- _Problem description_: Would you return all of this data exactly, leaving nothing out?

----------

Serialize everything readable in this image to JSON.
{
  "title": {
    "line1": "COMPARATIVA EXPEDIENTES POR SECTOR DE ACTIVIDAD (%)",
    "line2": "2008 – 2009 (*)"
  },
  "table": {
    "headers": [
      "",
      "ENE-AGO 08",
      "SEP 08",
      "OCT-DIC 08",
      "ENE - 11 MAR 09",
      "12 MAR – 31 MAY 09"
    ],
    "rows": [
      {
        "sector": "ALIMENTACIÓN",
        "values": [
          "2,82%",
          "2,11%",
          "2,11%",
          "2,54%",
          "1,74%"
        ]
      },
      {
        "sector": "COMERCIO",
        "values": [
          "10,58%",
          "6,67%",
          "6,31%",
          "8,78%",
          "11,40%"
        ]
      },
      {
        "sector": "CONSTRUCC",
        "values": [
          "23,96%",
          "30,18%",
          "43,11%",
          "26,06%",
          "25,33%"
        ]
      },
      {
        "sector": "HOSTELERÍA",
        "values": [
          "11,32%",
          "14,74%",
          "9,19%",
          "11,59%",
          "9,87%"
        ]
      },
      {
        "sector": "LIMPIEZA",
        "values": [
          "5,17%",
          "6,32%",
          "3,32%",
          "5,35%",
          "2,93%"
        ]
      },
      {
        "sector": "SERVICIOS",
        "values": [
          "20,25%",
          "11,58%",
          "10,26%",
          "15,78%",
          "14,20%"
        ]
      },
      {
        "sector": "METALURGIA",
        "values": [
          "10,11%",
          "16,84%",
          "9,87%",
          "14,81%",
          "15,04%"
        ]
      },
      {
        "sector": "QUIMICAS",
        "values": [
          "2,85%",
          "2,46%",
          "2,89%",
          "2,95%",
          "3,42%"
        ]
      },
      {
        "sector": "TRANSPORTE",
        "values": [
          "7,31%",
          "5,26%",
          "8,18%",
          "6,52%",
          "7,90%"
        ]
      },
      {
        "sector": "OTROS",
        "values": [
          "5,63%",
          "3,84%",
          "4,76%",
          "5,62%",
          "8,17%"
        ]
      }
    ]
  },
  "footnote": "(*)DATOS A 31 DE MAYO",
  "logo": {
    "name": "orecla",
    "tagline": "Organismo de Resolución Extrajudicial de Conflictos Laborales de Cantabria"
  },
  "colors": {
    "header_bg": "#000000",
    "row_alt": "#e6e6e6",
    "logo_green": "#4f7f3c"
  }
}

----------

- _Exercise solution_:
Serialize everything readable in this image to JSON.
{
  "title": {
    "line1": "COMPARATIVA EXPEDIENTES POR SECTOR DE ACTIVIDAD (%)",
    "line2": "2008 – 2009 (*)"
  },
  "table": {
    "headers": [
      "",
      "ENE-AGO 08",
      "SEP 08",
      "OCT-DIC 08",
      "ENE - 11 MAR 09",
      "12 MAR – 31 MAY 09"
    ],
    "rows": [
      {
        "sector": "ALIMENTACIÓN",
        "values": [
          "2,82%",
          "2,11%",
          "2,11%",
          "2,54%",
          "1,74%"
        ]
      },
      {
        "sector": "COMERCIO",
        "values": [
          "10,58%",
          "6,67%",
          "6,31%",
          "8,78%",
          "11,40%"
        ]
      },
      {
        "sector": "CONSTRUCC",
        "values": [
          "23,96%",
          "30,18%",
          "43,11%",
          "26,06%",
          "25,33%"
        ]
      },
      {
        "sector": "HOSTELERÍA",
        "values": [
          "11,32%",
          "14,74%",
          "9,19%",
          "11,59%",
          "9,87%"
        ]
      },
      {
        "sector": "LIMPIEZA",
        "values": [
          "5,17%",
          "6,32%",
          "3,32%",
          "5,35%",
          "2,93%"
        ]
      },
      {
        "sector": "SERVICIOS",
        "values": [
          "20,25%",
          "11,58%",
          "10,26%",
          "15,78%",
          "14,20%"
        ]
      },
      {
        "sector": "METALURGIA",
        "values": [
          "10,11%",
          "16,84%",
          "9,87%",
          "14,81%",
          "15,04%"
        ]
      },
      {
        "sector": "QUIMICAS",
        "values": [
          "2,85%",
          "2,46%",
          "2,89%",
          "2,95%",
          "3,42%"
        ]
      },
      {
        "sector": "TRANSPORTE",
        "values": [
          "7,31%",
          "5,26%",
          "8,18%",
          "6,52%",
          "7,90%"
        ]
      },
      {
        "sector": "OTROS",
        "values": [
          "5,63%",
          "3,84%",
          "4,76%",
          "5,62%",
          "8,17%"
        ]
      }
    ]
  },
  "footnote": "(*)DATOS A 31 DE MAYO",
  "logo": {
    "name": "orecla",
    "tagline": "Organismo de Resolución Extrajudicial de Conflictos Laborales de Cantabria"
  },
  "colors": {
    "header_bg": "#000000",
    "row_alt": "#e6e6e6",
    "logo_green": "#4f7f3c"
  }
}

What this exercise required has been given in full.